Passage -
· · · ·

The normalization sweeping function brings the TrainLayer into a canonical format. The core that has been normalized onto is the only core with trainable parameters. The reason for this function is, that keeping all cores variable leads to a highly nonlinear behaviour, which might not be advantageous for the optimization (depends on the problem though).

[7]:

# define the size of the linear layers
size = 2**8

#create the linear model
ref_model = LinearLayerNN(size)

# train the model
model_loss = []
train_gen = training(train_loader, ref_model, 2)
for loss in train_gen:
    model_loss.append(loss)
eval_model(test_loader, ref_model)

Epoch [2/2], Step [1875/1875],Loss: 0.0719
Accuracy on the test set is 97.36% and took 3.18s

After defining all layers we can start by training the normal neural network with a size of 256.

· · · ·

Stored entries
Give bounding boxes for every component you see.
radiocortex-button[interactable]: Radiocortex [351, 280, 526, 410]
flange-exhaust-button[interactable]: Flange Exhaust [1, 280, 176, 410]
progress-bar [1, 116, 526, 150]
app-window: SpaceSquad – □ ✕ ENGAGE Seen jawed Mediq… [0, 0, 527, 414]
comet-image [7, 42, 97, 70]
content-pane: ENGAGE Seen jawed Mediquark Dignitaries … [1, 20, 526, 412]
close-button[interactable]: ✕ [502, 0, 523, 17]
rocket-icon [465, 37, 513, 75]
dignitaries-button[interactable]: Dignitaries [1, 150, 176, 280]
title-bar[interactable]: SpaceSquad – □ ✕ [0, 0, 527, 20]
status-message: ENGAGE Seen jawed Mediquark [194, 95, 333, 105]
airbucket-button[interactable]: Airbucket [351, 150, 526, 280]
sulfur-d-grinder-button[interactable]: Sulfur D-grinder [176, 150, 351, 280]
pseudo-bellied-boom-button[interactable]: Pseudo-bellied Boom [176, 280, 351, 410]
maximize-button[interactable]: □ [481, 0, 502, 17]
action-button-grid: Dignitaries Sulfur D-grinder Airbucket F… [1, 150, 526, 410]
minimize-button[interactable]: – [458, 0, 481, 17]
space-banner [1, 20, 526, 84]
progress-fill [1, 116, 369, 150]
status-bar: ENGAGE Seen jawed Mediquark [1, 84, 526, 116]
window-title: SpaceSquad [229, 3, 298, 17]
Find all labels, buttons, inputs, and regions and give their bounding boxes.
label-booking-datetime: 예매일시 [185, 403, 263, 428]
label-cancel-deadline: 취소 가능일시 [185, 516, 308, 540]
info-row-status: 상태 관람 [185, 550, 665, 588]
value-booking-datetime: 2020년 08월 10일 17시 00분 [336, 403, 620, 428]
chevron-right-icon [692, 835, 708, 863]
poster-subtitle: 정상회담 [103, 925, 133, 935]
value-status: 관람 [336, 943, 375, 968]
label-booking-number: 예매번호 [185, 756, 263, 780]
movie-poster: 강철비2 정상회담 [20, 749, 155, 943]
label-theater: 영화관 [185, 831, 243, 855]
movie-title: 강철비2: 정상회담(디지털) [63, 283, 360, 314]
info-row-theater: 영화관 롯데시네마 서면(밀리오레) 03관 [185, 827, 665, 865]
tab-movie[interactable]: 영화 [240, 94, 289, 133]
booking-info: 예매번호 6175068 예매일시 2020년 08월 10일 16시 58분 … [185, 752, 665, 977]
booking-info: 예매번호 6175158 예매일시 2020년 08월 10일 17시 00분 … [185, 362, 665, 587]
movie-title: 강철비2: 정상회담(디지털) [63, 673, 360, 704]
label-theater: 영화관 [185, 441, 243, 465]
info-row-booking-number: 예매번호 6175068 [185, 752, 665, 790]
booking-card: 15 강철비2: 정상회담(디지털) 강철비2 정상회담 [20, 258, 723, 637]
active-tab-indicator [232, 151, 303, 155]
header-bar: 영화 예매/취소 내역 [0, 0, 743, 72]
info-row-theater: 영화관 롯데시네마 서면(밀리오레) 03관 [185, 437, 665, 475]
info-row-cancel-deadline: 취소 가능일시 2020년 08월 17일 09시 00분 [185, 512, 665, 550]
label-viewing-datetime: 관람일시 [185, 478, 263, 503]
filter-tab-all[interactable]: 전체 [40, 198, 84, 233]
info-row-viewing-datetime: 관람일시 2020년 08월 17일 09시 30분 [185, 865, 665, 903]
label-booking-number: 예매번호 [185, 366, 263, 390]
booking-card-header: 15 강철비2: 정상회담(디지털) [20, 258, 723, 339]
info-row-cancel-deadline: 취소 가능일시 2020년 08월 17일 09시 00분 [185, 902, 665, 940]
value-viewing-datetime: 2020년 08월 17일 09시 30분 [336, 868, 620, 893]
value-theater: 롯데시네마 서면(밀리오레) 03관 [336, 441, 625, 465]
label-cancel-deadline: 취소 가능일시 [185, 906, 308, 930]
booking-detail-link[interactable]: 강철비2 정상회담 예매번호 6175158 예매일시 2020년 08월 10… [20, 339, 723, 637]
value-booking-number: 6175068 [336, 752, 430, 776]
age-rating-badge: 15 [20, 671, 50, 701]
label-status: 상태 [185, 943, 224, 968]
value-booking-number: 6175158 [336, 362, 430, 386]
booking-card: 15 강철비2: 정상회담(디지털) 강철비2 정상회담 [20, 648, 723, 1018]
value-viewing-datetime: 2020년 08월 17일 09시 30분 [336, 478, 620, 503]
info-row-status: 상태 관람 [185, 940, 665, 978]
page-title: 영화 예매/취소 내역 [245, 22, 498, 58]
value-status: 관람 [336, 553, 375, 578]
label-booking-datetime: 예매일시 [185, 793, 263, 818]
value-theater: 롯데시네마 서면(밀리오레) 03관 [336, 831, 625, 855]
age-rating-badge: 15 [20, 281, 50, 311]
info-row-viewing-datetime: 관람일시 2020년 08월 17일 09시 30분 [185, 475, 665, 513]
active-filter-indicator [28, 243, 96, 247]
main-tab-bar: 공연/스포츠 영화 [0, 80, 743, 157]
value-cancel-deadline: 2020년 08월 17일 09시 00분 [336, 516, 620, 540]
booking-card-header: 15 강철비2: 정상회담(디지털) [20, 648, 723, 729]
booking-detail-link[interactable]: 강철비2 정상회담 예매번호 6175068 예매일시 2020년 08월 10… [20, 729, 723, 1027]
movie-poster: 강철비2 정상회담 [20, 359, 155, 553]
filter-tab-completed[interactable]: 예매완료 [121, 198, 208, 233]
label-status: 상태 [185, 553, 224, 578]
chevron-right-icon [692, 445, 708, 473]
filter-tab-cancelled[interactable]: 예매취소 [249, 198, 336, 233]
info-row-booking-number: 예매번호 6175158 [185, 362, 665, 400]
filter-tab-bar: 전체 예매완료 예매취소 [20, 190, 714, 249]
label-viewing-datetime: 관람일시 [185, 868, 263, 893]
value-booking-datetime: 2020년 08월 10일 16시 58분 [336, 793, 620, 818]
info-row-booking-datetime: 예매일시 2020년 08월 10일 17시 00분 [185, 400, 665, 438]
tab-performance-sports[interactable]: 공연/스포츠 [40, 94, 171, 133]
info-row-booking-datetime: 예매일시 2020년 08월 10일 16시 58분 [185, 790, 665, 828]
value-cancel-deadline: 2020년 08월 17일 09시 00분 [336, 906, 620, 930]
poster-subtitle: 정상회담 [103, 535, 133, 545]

· · · ·

Instructions to follow - Write out again, word for word, the whole passage about normalizing the TrainLayer and training the linear model.

Exercise response -
The normalization sweeping function brings the TrainLayer into a canonical format. The core that has been normalized onto is the only core with trainable parameters. The reason for this function is, that keeping all cores variable leads to a highly nonlinear behaviour, which might not be advantageous for the optimization (depends on the problem though).

[7]:

# define the size of the linear layers
size = 2**8

#create the linear model
ref_model = LinearLayerNN(size)

# train the model
model_loss = []
train_gen = training(train_loader, ref_model, 2)
for loss in train_gen:
    model_loss.append(loss)
eval_model(test_loader, ref_model)

Epoch [2/2], Step [1875/1875],Loss: 0.0719
Accuracy on the test set is 97.36% and took 3.18s

After defining all layers we can start by training the normal neural network with a size of 256.